##### Text excerpt

Stephen. W. Parcell, ND here. I specialize in cardiovascular medicine at NatureMed, Boulder, CO. My approach is comprehensive. I spends more time learning about patients so that a holistic, patient centered model can be implemented. I work closely with athletes in both the prevention and treatment of many conditions including cardiovascular.
Athlete’s heart is a condition that has been recognized for over 100 years but only recently has ultrasound technology improved to the point that it can be evaluated more carefully. Long-term athletic training leads to an increase in left ventricular mass. These changes in the heart muscle are relatively mild and the differences between athlete and non-athlete populations are generally small. The changes in heart size associated with long-term athletics are more pronounced in certain sports such as distance running, swimming, cycling, and rowing.
Athlete’s heart is not a dangerous condition but one must differentiate increased heart size that is adaptive and normal versus changes in heart size and function that are abnormal, maladaptive and pathologic.

##########

- **Using the information**
1 – According to the passage on athlete's heart, what change does long-term athletic training produce in the heart?
2 – List the sports that the passage on athlete's heart names as showing more pronounced changes in heart size.
3 – Quote the passage on athlete's heart, starting at "Stephen. W. Parcell, ND" and ending at "cycling, and rowing.".
The entries that follow have no connection to the passage on athlete's heart.

##### Given data

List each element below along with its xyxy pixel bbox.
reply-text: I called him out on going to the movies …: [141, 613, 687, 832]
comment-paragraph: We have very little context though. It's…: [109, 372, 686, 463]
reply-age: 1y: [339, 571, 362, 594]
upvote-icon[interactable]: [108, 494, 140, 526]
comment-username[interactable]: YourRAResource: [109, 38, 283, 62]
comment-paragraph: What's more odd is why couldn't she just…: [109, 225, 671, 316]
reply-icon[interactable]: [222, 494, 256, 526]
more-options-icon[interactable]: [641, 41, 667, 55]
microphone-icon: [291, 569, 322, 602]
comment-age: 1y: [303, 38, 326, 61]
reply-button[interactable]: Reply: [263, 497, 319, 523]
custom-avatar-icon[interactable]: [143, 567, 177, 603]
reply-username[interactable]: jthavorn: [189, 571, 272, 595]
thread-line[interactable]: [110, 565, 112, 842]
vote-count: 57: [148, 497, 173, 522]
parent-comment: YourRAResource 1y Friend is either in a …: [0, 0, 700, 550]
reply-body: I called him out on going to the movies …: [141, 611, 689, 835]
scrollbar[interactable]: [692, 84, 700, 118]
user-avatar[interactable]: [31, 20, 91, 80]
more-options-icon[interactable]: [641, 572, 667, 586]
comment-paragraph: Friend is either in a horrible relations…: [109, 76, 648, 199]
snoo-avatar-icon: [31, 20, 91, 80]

##########

- **Solutions to the problems**
1 – An increase in left ventricular mass.

2 – Distance running, swimming, cycling, and rowing.

3 –
Stephen. W. Parcell, ND here. I specialize in cardiovascular medicine at NatureMed, Boulder, CO. My approach is comprehensive. I spends more time learning about patients so that a holistic, patient centered model can be implemented. I work closely with athletes in both the prevention and treatment of many conditions including cardiovascular.
Athlete’s heart is a condition that has been recognized for over 100 years but only recently has ultrasound technology improved to the point that it can be evaluated more carefully. Long-term athletic training leads to an increase in left ventricular mass. These changes in the heart muscle are relatively mild and the differences between athlete and non-athlete populations are generally small. The changes in heart size associated with long-term athletics are more pronounced in certain sports such as distance running, swimming, cycling, and rowing.